> _Records supplied_:
━━━━━━━━━━━━━━━━━━━━━━━━━━━━━━

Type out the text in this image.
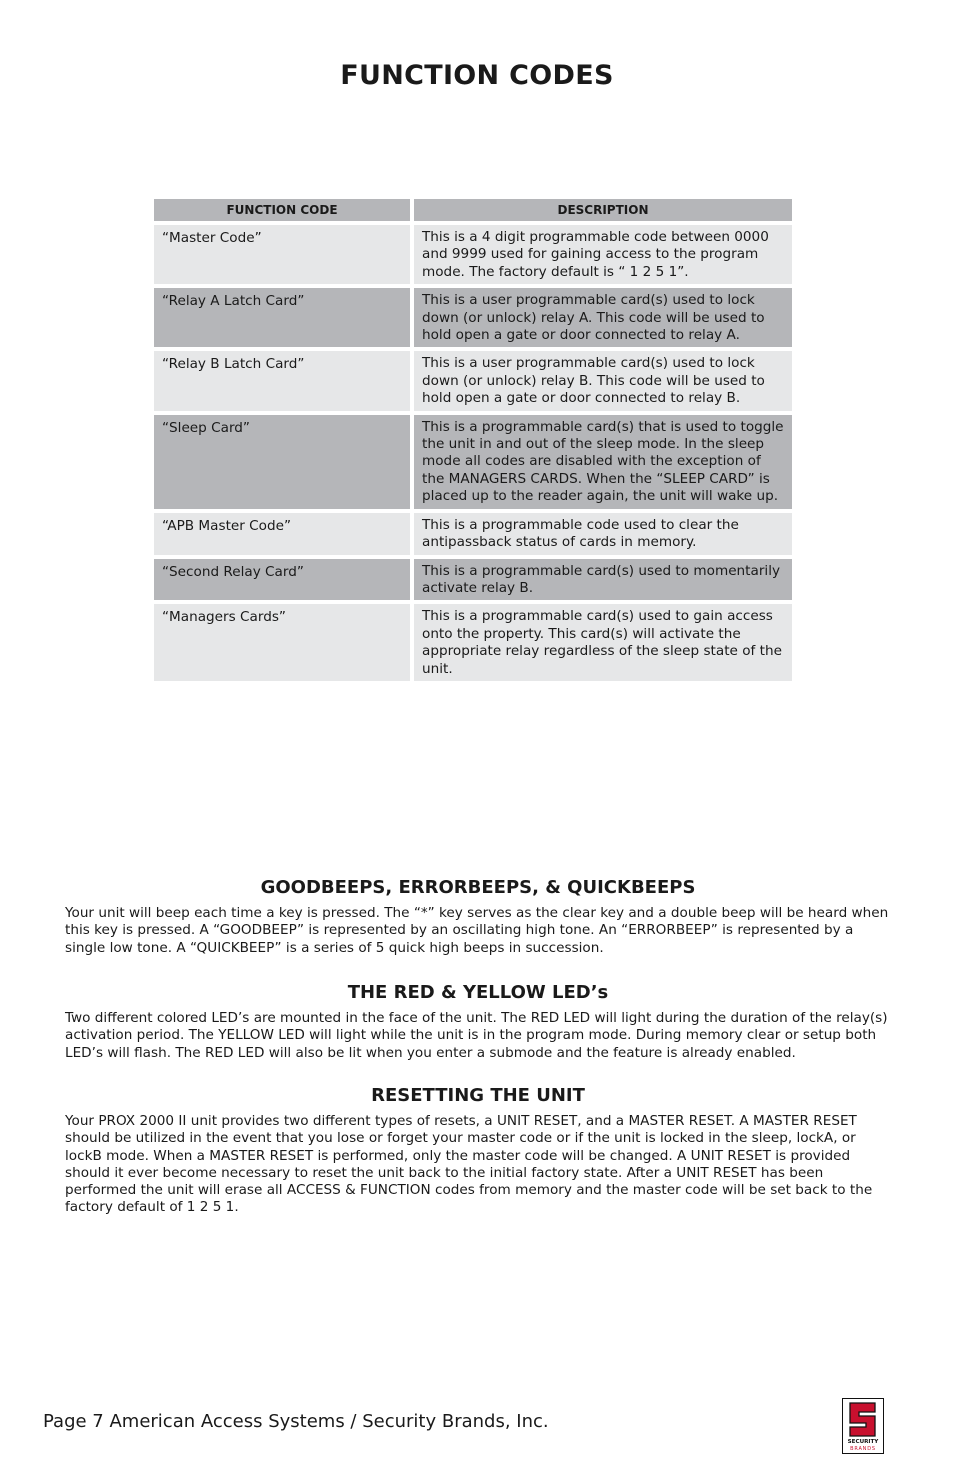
FUNCTION CODES
FUNCTION CODE	DESCRIPTION
“Master Code”	This is a 4 digit programmable code between 0000 and 9999 used for gaining access to the program mode. The factory default is “ 1 2 5 1”.
“Relay A Latch Card”	This is a user programmable card(s) used to lock down (or unlock) relay A. This code will be used to hold open a gate or door connected to relay A.
“Relay B Latch Card”	This is a user programmable card(s) used to lock down (or unlock) relay B. This code will be used to hold open a gate or door connected to relay B.
“Sleep Card”	This is a programmable card(s) that is used to toggle the unit in and out of the sleep mode. In the sleep mode all codes are disabled with the exception of the MANAGERS CARDS. When the “SLEEP CARD” is placed up to the reader again, the unit will wake up.
“APB Master Code”	This is a programmable code used to clear the antipassback status of cards in memory.
“Second Relay Card”	This is a programmable card(s) used to momentarily activate relay B.
“Managers Cards”	This is a programmable card(s) used to gain access onto the property. This card(s) will activate the appropriate relay regardless of the sleep state of the unit.
GOODBEEPS, ERRORBEEPS, & QUICKBEEPS

Your unit will beep each time a key is pressed. The “*” key serves as the clear key and a double beep will be heard when this key is pressed. A “GOODBEEP” is represented by an oscillating high tone. An “ERRORBEEP” is represented by a single low tone. A “QUICKBEEP” is a series of 5 quick high beeps in succession.

THE RED & YELLOW LED’s

Two different colored LED’s are mounted in the face of the unit. The RED LED will light during the duration of the relay(s) activation period. The YELLOW LED will light while the unit is in the program mode. During memory clear or setup both LED’s will flash. The RED LED will also be lit when you enter a submode and the feature is already enabled.

RESETTING THE UNIT

Your PROX 2000 II unit provides two different types of resets, a UNIT RESET, and a MASTER RESET. A MASTER RESET should be utilized in the event that you lose or forget your master code or if the unit is locked in the sleep, lockA, or lockB mode. When a MASTER RESET is performed, only the master code will be changed. A UNIT RESET is provided should it ever become necessary to reset the unit back to the initial factory state. After a UNIT RESET has been performed the unit will erase all ACCESS & FUNCTION codes from memory and the master code will be set back to the factory default of 1 2 5 1.

Page 7 American Access Systems / Security Brands, Inc.
SECURITY
BRANDS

━━━━━━━━━━━━━━━━━━━━━━━━━━━━━━

> _Short task_:
Your task is to repeat the material above exactly, without its pictures.

> _Output_:
Type out the text in this image.
FUNCTION CODES
FUNCTION CODE	DESCRIPTION
“Master Code”	This is a 4 digit programmable code between 0000 and 9999 used for gaining access to the program mode. The factory default is “ 1 2 5 1”.
“Relay A Latch Card”	This is a user programmable card(s) used to lock down (or unlock) relay A. This code will be used to hold open a gate or door connected to relay A.
“Relay B Latch Card”	This is a user programmable card(s) used to lock down (or unlock) relay B. This code will be used to hold open a gate or door connected to relay B.
“Sleep Card”	This is a programmable card(s) that is used to toggle the unit in and out of the sleep mode. In the sleep mode all codes are disabled with the exception of the MANAGERS CARDS. When the “SLEEP CARD” is placed up to the reader again, the unit will wake up.
“APB Master Code”	This is a programmable code used to clear the antipassback status of cards in memory.
“Second Relay Card”	This is a programmable card(s) used to momentarily activate relay B.
“Managers Cards”	This is a programmable card(s) used to gain access onto the property. This card(s) will activate the appropriate relay regardless of the sleep state of the unit.
GOODBEEPS, ERRORBEEPS, & QUICKBEEPS

Your unit will beep each time a key is pressed. The “*” key serves as the clear key and a double beep will be heard when this key is pressed. A “GOODBEEP” is represented by an oscillating high tone. An “ERRORBEEP” is represented by a single low tone. A “QUICKBEEP” is a series of 5 quick high beeps in succession.

THE RED & YELLOW LED’s

Two different colored LED’s are mounted in the face of the unit. The RED LED will light during the duration of the relay(s) activation period. The YELLOW LED will light while the unit is in the program mode. During memory clear or setup both LED’s will flash. The RED LED will also be lit when you enter a submode and the feature is already enabled.

RESETTING THE UNIT

Your PROX 2000 II unit provides two different types of resets, a UNIT RESET, and a MASTER RESET. A MASTER RESET should be utilized in the event that you lose or forget your master code or if the unit is locked in the sleep, lockA, or lockB mode. When a MASTER RESET is performed, only the master code will be changed. A UNIT RESET is provided should it ever become necessary to reset the unit back to the initial factory state. After a UNIT RESET has been performed the unit will erase all ACCESS & FUNCTION codes from memory and the master code will be set back to the factory default of 1 2 5 1.

Page 7 American Access Systems / Security Brands, Inc.
SECURITY
BRANDS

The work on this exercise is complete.